Task details.
Write out the material exactly, leaving every picture behind.

The data.
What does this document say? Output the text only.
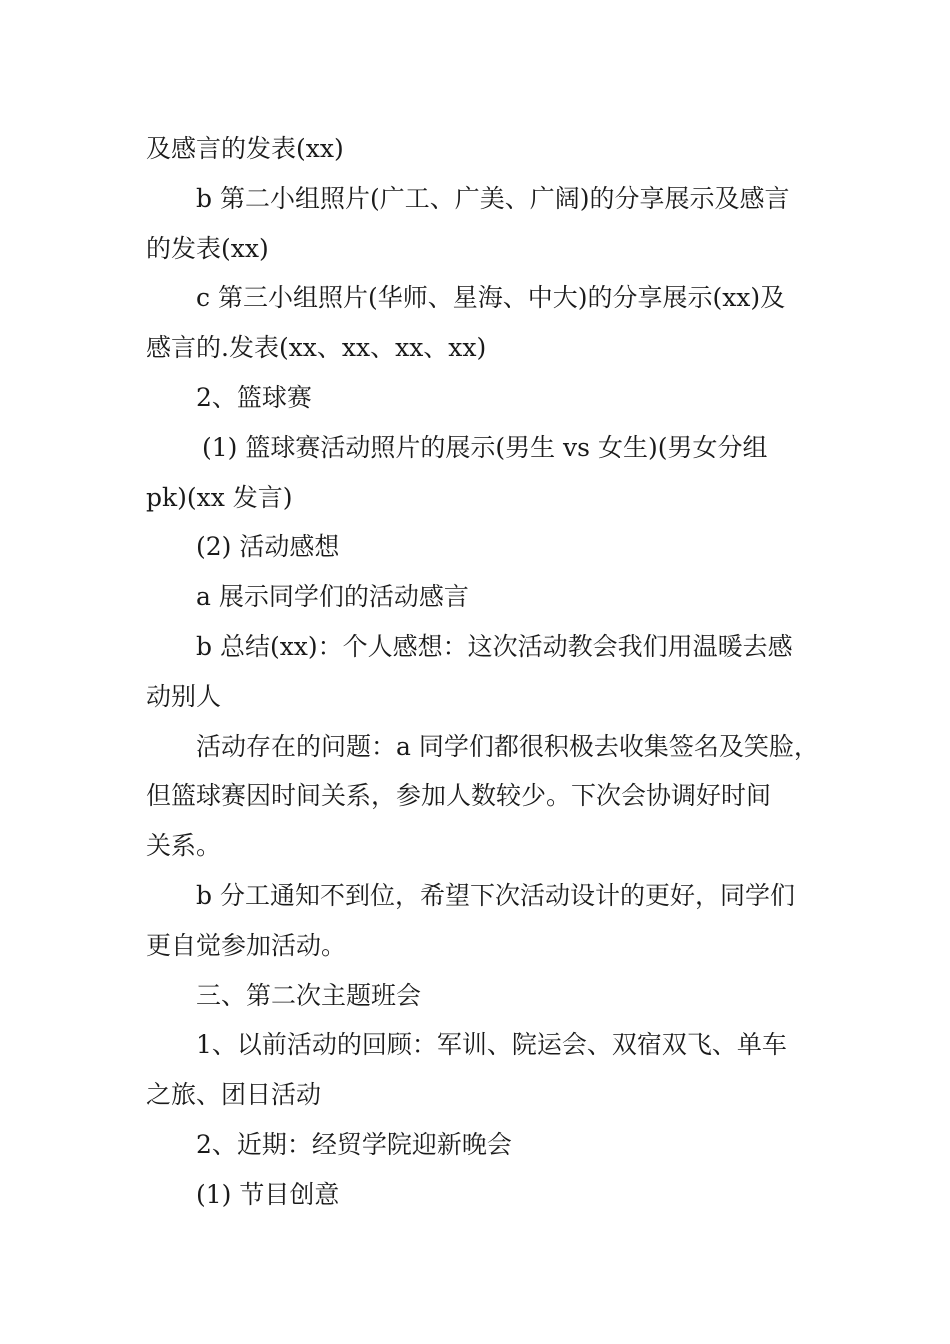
及感言的发表(xx)

b 第二小组照片(广工、广美、广阔)的分享展示及感言

的发表(xx)

c 第三小组照片(华师、星海、中大)的分享展示(xx)及

感言的.发表(xx、xx、xx、xx)

2、篮球赛

(1) 篮球赛活动照片的展示(男生 vs 女生)(男女分组

pk)(xx 发言)

(2) 活动感想

a 展示同学们的活动感言

b 总结(xx)：个人感想：这次活动教会我们用温暖去感

动别人

活动存在的问题：a 同学们都很积极去收集签名及笑脸，

但篮球赛因时间关系，参加人数较少。下次会协调好时间

关系。

b 分工通知不到位，希望下次活动设计的更好，同学们

更自觉参加活动。

三、第二次主题班会

1、以前活动的回顾：军训、院运会、双宿双飞、单车

之旅、团日活动

2、近期：经贸学院迎新晚会

(1) 节目创意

Answer to this exercise.
What does this document say? Output the text only.
及感言的发表(xx)

b 第二小组照片(广工、广美、广阔)的分享展示及感言

的发表(xx)

c 第三小组照片(华师、星海、中大)的分享展示(xx)及

感言的.发表(xx、xx、xx、xx)

2、篮球赛

(1) 篮球赛活动照片的展示(男生 vs 女生)(男女分组

pk)(xx 发言)

(2) 活动感想

a 展示同学们的活动感言

b 总结(xx)：个人感想：这次活动教会我们用温暖去感

动别人

活动存在的问题：a 同学们都很积极去收集签名及笑脸，

但篮球赛因时间关系，参加人数较少。下次会协调好时间

关系。

b 分工通知不到位，希望下次活动设计的更好，同学们

更自觉参加活动。

三、第二次主题班会

1、以前活动的回顾：军训、院运会、双宿双飞、单车

之旅、团日活动

2、近期：经贸学院迎新晚会

(1) 节目创意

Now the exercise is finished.